GIVEN REQUEST> Copy out the records word for word, starting from the first line and ending with the line that contains "413, 117, 444]", including both of those lines.
%%
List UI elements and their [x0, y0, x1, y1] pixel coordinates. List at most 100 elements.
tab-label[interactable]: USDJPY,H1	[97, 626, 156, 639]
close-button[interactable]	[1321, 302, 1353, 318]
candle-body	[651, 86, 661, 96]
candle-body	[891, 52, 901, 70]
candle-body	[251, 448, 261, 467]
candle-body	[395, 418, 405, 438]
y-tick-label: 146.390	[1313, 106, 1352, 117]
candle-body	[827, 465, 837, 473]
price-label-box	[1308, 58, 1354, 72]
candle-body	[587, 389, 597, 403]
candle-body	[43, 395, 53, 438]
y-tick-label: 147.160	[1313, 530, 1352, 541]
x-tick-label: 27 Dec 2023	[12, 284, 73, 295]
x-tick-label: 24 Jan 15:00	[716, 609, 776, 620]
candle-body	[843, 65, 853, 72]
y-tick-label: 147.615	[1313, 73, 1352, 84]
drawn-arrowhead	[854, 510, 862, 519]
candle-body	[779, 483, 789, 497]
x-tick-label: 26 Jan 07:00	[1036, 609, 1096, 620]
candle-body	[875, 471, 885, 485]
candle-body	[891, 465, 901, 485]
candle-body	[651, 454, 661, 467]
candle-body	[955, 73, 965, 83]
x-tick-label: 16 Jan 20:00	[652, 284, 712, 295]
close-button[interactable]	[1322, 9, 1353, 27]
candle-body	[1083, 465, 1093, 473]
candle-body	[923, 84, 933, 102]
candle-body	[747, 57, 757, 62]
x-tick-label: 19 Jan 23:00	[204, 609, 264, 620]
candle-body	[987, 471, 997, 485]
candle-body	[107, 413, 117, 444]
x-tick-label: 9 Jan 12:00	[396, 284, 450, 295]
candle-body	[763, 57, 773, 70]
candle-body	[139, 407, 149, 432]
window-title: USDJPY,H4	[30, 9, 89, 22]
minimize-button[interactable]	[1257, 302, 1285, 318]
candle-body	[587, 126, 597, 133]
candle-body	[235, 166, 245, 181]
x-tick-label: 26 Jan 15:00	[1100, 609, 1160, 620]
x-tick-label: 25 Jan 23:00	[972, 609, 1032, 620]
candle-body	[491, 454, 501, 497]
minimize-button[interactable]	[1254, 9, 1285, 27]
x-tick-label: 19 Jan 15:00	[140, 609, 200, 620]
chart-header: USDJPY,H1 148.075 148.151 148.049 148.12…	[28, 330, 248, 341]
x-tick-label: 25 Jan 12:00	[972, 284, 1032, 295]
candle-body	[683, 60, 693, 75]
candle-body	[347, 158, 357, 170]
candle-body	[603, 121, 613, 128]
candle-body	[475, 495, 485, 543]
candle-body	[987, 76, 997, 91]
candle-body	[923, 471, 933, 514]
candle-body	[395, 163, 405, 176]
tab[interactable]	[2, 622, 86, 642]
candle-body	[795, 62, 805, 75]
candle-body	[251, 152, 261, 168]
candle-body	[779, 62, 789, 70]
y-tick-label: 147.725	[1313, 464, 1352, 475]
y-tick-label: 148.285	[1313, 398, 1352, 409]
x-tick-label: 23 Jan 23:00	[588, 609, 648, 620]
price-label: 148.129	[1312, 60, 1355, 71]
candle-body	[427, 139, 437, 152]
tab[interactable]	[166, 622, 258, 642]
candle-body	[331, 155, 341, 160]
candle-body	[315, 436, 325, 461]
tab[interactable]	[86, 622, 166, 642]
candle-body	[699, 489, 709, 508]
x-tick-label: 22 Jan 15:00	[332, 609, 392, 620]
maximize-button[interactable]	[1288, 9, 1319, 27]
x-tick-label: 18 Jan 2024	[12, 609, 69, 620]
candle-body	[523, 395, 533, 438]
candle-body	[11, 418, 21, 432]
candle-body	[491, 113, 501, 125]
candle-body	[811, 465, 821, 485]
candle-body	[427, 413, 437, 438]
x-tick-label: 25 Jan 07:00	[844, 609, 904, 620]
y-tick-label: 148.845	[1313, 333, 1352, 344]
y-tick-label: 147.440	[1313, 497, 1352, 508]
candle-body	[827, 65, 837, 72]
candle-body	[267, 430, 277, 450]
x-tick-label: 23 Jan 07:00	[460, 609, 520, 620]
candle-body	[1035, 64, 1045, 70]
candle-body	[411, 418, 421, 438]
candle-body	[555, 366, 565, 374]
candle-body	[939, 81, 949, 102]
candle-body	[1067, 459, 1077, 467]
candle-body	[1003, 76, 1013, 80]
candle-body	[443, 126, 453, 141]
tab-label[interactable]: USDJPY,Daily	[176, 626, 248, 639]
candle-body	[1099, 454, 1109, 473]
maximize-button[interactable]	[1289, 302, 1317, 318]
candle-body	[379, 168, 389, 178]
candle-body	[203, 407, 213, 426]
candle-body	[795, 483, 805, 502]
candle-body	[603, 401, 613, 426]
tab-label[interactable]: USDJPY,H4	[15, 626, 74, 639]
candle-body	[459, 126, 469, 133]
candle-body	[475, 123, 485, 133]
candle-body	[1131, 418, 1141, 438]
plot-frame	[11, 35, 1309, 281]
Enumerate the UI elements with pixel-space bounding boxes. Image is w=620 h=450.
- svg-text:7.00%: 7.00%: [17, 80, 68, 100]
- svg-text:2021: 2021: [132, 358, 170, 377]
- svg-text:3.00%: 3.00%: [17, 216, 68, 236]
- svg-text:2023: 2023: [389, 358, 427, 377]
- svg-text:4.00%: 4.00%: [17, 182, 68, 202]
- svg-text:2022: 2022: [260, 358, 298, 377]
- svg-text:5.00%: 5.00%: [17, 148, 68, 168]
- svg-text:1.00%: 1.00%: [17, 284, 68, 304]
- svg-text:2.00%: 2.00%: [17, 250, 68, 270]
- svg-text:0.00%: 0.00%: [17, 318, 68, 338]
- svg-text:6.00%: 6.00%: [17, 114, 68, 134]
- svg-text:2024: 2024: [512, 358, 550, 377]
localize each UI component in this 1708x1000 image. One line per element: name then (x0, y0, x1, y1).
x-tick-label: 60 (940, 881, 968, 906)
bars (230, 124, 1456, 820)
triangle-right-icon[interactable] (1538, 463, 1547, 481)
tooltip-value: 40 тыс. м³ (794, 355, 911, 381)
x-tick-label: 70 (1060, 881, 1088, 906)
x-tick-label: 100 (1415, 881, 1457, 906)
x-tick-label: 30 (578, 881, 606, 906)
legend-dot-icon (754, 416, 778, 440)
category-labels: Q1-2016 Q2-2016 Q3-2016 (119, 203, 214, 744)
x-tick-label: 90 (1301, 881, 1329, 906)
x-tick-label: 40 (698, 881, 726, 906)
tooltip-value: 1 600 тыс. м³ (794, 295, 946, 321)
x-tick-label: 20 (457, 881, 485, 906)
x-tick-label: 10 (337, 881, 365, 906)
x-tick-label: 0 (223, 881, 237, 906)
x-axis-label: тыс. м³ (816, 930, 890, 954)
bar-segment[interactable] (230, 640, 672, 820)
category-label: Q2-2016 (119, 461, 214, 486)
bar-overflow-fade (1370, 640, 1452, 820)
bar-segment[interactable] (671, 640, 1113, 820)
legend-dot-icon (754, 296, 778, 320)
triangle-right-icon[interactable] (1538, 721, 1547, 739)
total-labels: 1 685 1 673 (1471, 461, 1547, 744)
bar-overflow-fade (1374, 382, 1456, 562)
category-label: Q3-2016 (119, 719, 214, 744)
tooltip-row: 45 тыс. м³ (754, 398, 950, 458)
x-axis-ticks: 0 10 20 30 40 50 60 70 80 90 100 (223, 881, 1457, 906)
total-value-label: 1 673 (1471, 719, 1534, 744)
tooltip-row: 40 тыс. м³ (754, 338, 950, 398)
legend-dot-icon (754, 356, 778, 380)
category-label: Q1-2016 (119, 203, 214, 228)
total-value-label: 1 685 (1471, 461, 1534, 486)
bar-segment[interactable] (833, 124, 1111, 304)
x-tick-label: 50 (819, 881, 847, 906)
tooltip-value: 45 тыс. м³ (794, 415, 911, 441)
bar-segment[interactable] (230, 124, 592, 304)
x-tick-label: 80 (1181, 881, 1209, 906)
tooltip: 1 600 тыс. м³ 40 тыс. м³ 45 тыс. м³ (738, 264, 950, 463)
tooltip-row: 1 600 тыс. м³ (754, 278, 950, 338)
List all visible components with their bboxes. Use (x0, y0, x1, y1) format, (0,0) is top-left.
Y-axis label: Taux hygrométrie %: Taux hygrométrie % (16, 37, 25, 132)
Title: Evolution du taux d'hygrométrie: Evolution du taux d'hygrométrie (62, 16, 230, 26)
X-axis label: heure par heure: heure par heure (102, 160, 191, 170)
%%
EXPECTED ANSWER>
List UI elements and their [x0, y0, x1, y1] pixel coordinates. List at most 100 elements.
tab-label[interactable]: USDJPY,H1	[97, 626, 156, 639]
close-button[interactable]	[1321, 302, 1353, 318]
candle-body	[651, 86, 661, 96]
candle-body	[891, 52, 901, 70]
candle-body	[251, 448, 261, 467]
candle-body	[395, 418, 405, 438]
y-tick-label: 146.390	[1313, 106, 1352, 117]
candle-body	[827, 465, 837, 473]
price-label-box	[1308, 58, 1354, 72]
candle-body	[587, 389, 597, 403]
candle-body	[43, 395, 53, 438]
y-tick-label: 147.160	[1313, 530, 1352, 541]
x-tick-label: 27 Dec 2023	[12, 284, 73, 295]
x-tick-label: 24 Jan 15:00	[716, 609, 776, 620]
candle-body	[843, 65, 853, 72]
y-tick-label: 147.615	[1313, 73, 1352, 84]
drawn-arrowhead	[854, 510, 862, 519]
candle-body	[779, 483, 789, 497]
x-tick-label: 26 Jan 07:00	[1036, 609, 1096, 620]
candle-body	[875, 471, 885, 485]
candle-body	[891, 465, 901, 485]
candle-body	[651, 454, 661, 467]
candle-body	[955, 73, 965, 83]
x-tick-label: 16 Jan 20:00	[652, 284, 712, 295]
close-button[interactable]	[1322, 9, 1353, 27]
candle-body	[1083, 465, 1093, 473]
candle-body	[923, 84, 933, 102]
candle-body	[747, 57, 757, 62]
x-tick-label: 19 Jan 23:00	[204, 609, 264, 620]
candle-body	[987, 471, 997, 485]
candle-body	[107, 413, 117, 444]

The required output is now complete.